Data items:
┌────────

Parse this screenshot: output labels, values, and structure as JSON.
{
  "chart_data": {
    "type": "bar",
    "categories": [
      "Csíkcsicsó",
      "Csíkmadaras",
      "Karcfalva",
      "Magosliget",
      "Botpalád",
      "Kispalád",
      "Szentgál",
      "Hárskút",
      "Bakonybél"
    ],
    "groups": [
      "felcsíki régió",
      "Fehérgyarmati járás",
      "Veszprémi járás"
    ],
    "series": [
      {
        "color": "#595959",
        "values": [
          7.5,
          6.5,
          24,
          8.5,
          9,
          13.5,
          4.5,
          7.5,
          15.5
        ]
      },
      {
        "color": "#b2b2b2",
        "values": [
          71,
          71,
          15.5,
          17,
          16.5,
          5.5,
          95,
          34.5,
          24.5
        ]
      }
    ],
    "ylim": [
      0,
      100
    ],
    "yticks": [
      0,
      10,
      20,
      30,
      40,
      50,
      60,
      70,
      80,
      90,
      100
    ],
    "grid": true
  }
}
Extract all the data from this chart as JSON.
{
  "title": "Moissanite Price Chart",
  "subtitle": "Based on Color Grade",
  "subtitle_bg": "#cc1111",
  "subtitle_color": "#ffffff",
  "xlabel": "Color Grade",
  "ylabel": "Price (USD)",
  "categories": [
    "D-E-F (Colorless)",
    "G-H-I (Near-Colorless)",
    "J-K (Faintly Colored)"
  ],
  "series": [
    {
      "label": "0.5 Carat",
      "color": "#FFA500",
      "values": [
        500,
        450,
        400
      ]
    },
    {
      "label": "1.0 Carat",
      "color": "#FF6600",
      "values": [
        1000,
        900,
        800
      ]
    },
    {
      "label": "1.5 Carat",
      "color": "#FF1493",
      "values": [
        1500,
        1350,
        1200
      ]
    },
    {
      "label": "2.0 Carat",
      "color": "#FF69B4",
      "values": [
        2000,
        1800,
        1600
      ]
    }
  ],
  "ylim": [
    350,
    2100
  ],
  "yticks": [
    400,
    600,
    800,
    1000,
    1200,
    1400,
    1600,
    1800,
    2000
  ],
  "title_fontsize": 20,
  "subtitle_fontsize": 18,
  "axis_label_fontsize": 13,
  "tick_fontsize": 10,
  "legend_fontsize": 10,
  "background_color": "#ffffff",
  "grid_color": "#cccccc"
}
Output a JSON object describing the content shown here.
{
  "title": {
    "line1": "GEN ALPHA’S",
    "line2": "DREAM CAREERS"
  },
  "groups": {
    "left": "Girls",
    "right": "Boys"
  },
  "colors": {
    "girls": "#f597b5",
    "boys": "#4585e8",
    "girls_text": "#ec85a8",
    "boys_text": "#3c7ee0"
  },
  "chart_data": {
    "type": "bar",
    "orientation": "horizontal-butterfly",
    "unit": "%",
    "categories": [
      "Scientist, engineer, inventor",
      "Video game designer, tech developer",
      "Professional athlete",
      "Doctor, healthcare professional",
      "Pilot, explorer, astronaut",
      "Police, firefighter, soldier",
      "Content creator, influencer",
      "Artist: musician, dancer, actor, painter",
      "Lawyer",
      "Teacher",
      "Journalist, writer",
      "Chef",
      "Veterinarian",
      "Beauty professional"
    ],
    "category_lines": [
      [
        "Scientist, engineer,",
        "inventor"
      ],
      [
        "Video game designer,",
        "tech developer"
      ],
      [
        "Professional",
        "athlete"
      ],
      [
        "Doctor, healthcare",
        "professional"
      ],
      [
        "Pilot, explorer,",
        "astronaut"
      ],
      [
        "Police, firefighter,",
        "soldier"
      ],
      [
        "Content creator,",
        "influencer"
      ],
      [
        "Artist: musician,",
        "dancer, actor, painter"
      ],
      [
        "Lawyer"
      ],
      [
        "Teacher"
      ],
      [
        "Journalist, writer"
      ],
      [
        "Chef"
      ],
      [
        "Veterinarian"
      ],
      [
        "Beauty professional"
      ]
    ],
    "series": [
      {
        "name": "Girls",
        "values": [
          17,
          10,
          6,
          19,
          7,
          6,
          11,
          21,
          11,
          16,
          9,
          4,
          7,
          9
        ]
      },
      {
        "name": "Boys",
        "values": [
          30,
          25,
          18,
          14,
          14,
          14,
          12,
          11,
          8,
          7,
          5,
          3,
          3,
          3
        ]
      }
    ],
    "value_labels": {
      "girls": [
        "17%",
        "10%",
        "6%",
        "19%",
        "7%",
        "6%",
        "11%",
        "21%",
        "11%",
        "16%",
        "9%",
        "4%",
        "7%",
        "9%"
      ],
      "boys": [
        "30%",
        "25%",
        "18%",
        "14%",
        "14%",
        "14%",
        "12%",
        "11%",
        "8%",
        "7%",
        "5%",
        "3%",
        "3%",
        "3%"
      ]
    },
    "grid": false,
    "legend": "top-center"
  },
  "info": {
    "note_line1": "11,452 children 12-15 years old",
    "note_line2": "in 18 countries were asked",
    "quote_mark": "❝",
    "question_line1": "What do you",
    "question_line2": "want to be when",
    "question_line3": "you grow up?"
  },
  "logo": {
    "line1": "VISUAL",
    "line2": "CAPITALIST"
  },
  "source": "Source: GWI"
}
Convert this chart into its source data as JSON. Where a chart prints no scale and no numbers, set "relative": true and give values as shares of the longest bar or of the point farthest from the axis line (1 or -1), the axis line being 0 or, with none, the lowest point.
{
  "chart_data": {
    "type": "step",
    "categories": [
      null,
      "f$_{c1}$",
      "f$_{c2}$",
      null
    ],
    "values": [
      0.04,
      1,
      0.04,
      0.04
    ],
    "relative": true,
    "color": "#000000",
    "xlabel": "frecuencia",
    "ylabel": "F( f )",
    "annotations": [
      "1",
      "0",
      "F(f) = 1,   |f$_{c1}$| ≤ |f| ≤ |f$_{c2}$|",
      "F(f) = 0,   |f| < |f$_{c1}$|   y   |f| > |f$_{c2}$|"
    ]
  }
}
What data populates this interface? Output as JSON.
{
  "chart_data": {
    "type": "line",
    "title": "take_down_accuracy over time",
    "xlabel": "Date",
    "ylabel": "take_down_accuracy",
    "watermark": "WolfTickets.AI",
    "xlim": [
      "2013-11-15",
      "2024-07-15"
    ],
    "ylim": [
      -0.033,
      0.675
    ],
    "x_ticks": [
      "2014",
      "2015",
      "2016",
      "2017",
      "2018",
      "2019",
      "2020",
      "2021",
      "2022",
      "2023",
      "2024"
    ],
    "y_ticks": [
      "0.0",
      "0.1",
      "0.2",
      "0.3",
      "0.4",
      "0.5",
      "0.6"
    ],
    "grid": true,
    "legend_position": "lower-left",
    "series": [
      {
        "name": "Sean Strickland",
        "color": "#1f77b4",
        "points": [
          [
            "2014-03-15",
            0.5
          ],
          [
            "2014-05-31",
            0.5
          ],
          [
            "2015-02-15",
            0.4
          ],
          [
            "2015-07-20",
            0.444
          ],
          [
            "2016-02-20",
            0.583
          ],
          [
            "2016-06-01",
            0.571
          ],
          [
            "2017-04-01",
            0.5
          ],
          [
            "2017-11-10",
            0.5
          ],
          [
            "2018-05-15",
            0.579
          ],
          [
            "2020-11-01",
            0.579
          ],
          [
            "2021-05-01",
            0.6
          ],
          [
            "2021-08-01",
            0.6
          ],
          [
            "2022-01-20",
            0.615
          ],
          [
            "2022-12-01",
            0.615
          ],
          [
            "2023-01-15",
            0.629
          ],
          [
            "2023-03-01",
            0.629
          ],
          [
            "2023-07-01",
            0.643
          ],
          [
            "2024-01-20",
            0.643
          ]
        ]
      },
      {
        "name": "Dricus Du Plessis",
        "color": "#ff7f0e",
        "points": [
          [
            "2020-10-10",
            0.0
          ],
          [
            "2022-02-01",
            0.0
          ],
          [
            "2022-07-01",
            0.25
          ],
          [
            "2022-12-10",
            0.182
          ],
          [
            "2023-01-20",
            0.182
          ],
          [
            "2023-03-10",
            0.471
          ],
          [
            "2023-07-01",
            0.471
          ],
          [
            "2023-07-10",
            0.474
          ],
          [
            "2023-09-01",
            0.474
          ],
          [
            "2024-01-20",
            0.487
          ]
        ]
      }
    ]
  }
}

└────────

From the data above, show each line that contains "painter".

### TASK RESPONSE
      "Artist: musician, dancer, actor, painter",
        "dancer, actor, painter"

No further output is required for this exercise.